• _EXERCISE GOAL_
Exclude the pictures, then copy all remaining records exactly.

• _EXTRACTED RECORDS_
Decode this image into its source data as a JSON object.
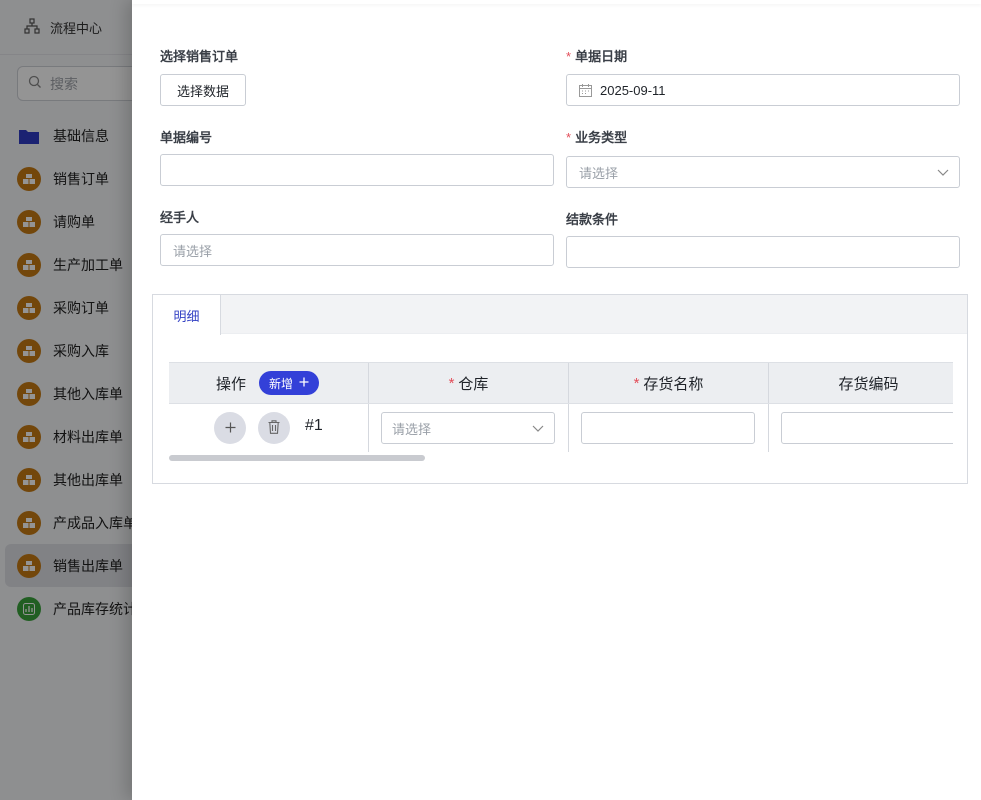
{
  "sidebar": {
    "top_label": "流程中心",
    "search_placeholder": "搜索",
    "items": [
      {
        "label": "基础信息",
        "icon": "folder-icon"
      },
      {
        "label": "销售订单",
        "icon": "cube-stack-icon"
      },
      {
        "label": "请购单",
        "icon": "cube-stack-icon"
      },
      {
        "label": "生产加工单",
        "icon": "cube-stack-icon"
      },
      {
        "label": "采购订单",
        "icon": "cube-stack-icon"
      },
      {
        "label": "采购入库",
        "icon": "cube-stack-icon"
      },
      {
        "label": "其他入库单",
        "icon": "cube-stack-icon"
      },
      {
        "label": "材料出库单",
        "icon": "cube-stack-icon"
      },
      {
        "label": "其他出库单",
        "icon": "cube-stack-icon"
      },
      {
        "label": "产成品入库单",
        "icon": "cube-stack-icon"
      },
      {
        "label": "销售出库单",
        "icon": "cube-stack-icon",
        "active": true
      },
      {
        "label": "产品库存统计",
        "icon": "chart-icon"
      }
    ]
  },
  "form": {
    "sales_order": {
      "label": "选择销售订单",
      "button": "选择数据"
    },
    "doc_date": {
      "label": "单据日期",
      "value": "2025-09-11"
    },
    "doc_number": {
      "label": "单据编号",
      "value": ""
    },
    "business_type": {
      "label": "业务类型",
      "placeholder": "请选择"
    },
    "handler": {
      "label": "经手人",
      "placeholder": "请选择"
    },
    "payment_terms": {
      "label": "结款条件",
      "value": ""
    }
  },
  "detail": {
    "tab_label": "明细",
    "columns": [
      {
        "label": "操作",
        "required": false
      },
      {
        "label": "仓库",
        "required": true
      },
      {
        "label": "存货名称",
        "required": true
      },
      {
        "label": "存货编码",
        "required": false
      }
    ],
    "add_button": "新增",
    "rows": [
      {
        "index": "#1",
        "warehouse_placeholder": "请选择",
        "item_name": "",
        "item_code": ""
      }
    ]
  },
  "colors": {
    "accent": "#3340d8",
    "required": "#e34d59",
    "icon_orange": "#c77a14",
    "icon_green": "#3aa33c"
  }
}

• _SOLUTION TO THE PROBLEM_
Decode this image into its source data as a JSON object.
{
  "sidebar": {
    "top_label": "流程中心",
    "search_placeholder": "搜索",
    "items": [
      {
        "label": "基础信息",
        "icon": "folder-icon"
      },
      {
        "label": "销售订单",
        "icon": "cube-stack-icon"
      },
      {
        "label": "请购单",
        "icon": "cube-stack-icon"
      },
      {
        "label": "生产加工单",
        "icon": "cube-stack-icon"
      },
      {
        "label": "采购订单",
        "icon": "cube-stack-icon"
      },
      {
        "label": "采购入库",
        "icon": "cube-stack-icon"
      },
      {
        "label": "其他入库单",
        "icon": "cube-stack-icon"
      },
      {
        "label": "材料出库单",
        "icon": "cube-stack-icon"
      },
      {
        "label": "其他出库单",
        "icon": "cube-stack-icon"
      },
      {
        "label": "产成品入库单",
        "icon": "cube-stack-icon"
      },
      {
        "label": "销售出库单",
        "icon": "cube-stack-icon",
        "active": true
      },
      {
        "label": "产品库存统计",
        "icon": "chart-icon"
      }
    ]
  },
  "form": {
    "sales_order": {
      "label": "选择销售订单",
      "button": "选择数据"
    },
    "doc_date": {
      "label": "单据日期",
      "value": "2025-09-11"
    },
    "doc_number": {
      "label": "单据编号",
      "value": ""
    },
    "business_type": {
      "label": "业务类型",
      "placeholder": "请选择"
    },
    "handler": {
      "label": "经手人",
      "placeholder": "请选择"
    },
    "payment_terms": {
      "label": "结款条件",
      "value": ""
    }
  },
  "detail": {
    "tab_label": "明细",
    "columns": [
      {
        "label": "操作",
        "required": false
      },
      {
        "label": "仓库",
        "required": true
      },
      {
        "label": "存货名称",
        "required": true
      },
      {
        "label": "存货编码",
        "required": false
      }
    ],
    "add_button": "新增",
    "rows": [
      {
        "index": "#1",
        "warehouse_placeholder": "请选择",
        "item_name": "",
        "item_code": ""
      }
    ]
  },
  "colors": {
    "accent": "#3340d8",
    "required": "#e34d59",
    "icon_orange": "#c77a14",
    "icon_green": "#3aa33c"
  }
}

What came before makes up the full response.